-- Start of Provided material --
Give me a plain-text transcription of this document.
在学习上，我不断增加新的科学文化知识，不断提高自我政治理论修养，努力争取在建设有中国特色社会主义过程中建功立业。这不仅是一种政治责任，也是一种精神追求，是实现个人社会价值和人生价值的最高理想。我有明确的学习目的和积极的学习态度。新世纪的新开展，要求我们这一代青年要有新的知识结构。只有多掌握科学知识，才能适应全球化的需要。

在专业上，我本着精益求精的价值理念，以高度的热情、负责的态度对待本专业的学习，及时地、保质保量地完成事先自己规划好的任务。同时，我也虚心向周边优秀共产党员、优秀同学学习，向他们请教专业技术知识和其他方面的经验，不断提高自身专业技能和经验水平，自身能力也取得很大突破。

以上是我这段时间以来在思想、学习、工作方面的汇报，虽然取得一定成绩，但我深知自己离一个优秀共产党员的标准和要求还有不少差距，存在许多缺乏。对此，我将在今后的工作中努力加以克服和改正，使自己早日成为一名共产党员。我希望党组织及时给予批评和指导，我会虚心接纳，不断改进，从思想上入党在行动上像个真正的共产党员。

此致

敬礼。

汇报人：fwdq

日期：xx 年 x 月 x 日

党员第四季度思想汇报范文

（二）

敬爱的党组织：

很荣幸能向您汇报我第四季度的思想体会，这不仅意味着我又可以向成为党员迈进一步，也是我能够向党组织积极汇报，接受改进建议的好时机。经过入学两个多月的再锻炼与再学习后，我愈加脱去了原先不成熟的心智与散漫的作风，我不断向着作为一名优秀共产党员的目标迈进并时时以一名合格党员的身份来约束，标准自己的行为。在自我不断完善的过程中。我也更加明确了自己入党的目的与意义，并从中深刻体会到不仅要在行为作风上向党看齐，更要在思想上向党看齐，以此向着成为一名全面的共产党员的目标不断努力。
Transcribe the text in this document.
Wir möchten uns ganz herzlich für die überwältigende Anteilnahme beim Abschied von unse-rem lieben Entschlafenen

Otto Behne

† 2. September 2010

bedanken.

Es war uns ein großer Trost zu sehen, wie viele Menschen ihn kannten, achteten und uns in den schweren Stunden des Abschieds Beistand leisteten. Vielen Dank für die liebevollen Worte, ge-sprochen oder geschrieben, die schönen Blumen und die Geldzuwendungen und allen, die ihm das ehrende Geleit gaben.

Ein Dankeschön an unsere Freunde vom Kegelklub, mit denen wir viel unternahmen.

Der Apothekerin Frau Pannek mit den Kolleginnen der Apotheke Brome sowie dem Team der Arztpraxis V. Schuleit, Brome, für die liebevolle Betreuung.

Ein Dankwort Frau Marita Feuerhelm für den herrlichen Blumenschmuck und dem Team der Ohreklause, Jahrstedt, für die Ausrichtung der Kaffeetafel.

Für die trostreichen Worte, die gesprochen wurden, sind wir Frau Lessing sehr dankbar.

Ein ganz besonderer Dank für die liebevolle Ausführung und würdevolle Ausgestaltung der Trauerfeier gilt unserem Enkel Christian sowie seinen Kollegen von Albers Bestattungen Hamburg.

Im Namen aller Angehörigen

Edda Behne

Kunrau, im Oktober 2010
-- End of Provided material --
▸ Task brief: Please reproduce all of the entries exactly as they stand.

▸ Response to this task:
Give me a plain-text transcription of this document.
在学习上，我不断增加新的科学文化知识，不断提高自我政治理论修养，努力争取在建设有中国特色社会主义过程中建功立业。这不仅是一种政治责任，也是一种精神追求，是实现个人社会价值和人生价值的最高理想。我有明确的学习目的和积极的学习态度。新世纪的新开展，要求我们这一代青年要有新的知识结构。只有多掌握科学知识，才能适应全球化的需要。

在专业上，我本着精益求精的价值理念，以高度的热情、负责的态度对待本专业的学习，及时地、保质保量地完成事先自己规划好的任务。同时，我也虚心向周边优秀共产党员、优秀同学学习，向他们请教专业技术知识和其他方面的经验，不断提高自身专业技能和经验水平，自身能力也取得很大突破。

以上是我这段时间以来在思想、学习、工作方面的汇报，虽然取得一定成绩，但我深知自己离一个优秀共产党员的标准和要求还有不少差距，存在许多缺乏。对此，我将在今后的工作中努力加以克服和改正，使自己早日成为一名共产党员。我希望党组织及时给予批评和指导，我会虚心接纳，不断改进，从思想上入党在行动上像个真正的共产党员。

此致

敬礼。

汇报人：fwdq

日期：xx 年 x 月 x 日

党员第四季度思想汇报范文

（二）

敬爱的党组织：

很荣幸能向您汇报我第四季度的思想体会，这不仅意味着我又可以向成为党员迈进一步，也是我能够向党组织积极汇报，接受改进建议的好时机。经过入学两个多月的再锻炼与再学习后，我愈加脱去了原先不成熟的心智与散漫的作风，我不断向着作为一名优秀共产党员的目标迈进并时时以一名合格党员的身份来约束，标准自己的行为。在自我不断完善的过程中。我也更加明确了自己入党的目的与意义，并从中深刻体会到不仅要在行为作风上向党看齐，更要在思想上向党看齐，以此向着成为一名全面的共产党员的目标不断努力。
Transcribe the text in this document.
Wir möchten uns ganz herzlich für die überwältigende Anteilnahme beim Abschied von unse-rem lieben Entschlafenen

Otto Behne

† 2. September 2010

bedanken.

Es war uns ein großer Trost zu sehen, wie viele Menschen ihn kannten, achteten und uns in den schweren Stunden des Abschieds Beistand leisteten. Vielen Dank für die liebevollen Worte, ge-sprochen oder geschrieben, die schönen Blumen und die Geldzuwendungen und allen, die ihm das ehrende Geleit gaben.

Ein Dankeschön an unsere Freunde vom Kegelklub, mit denen wir viel unternahmen.

Der Apothekerin Frau Pannek mit den Kolleginnen der Apotheke Brome sowie dem Team der Arztpraxis V. Schuleit, Brome, für die liebevolle Betreuung.

Ein Dankwort Frau Marita Feuerhelm für den herrlichen Blumenschmuck und dem Team der Ohreklause, Jahrstedt, für die Ausrichtung der Kaffeetafel.

Für die trostreichen Worte, die gesprochen wurden, sind wir Frau Lessing sehr dankbar.

Ein ganz besonderer Dank für die liebevolle Ausführung und würdevolle Ausgestaltung der Trauerfeier gilt unserem Enkel Christian sowie seinen Kollegen von Albers Bestattungen Hamburg.

Im Namen aller Angehörigen

Edda Behne

Kunrau, im Oktober 2010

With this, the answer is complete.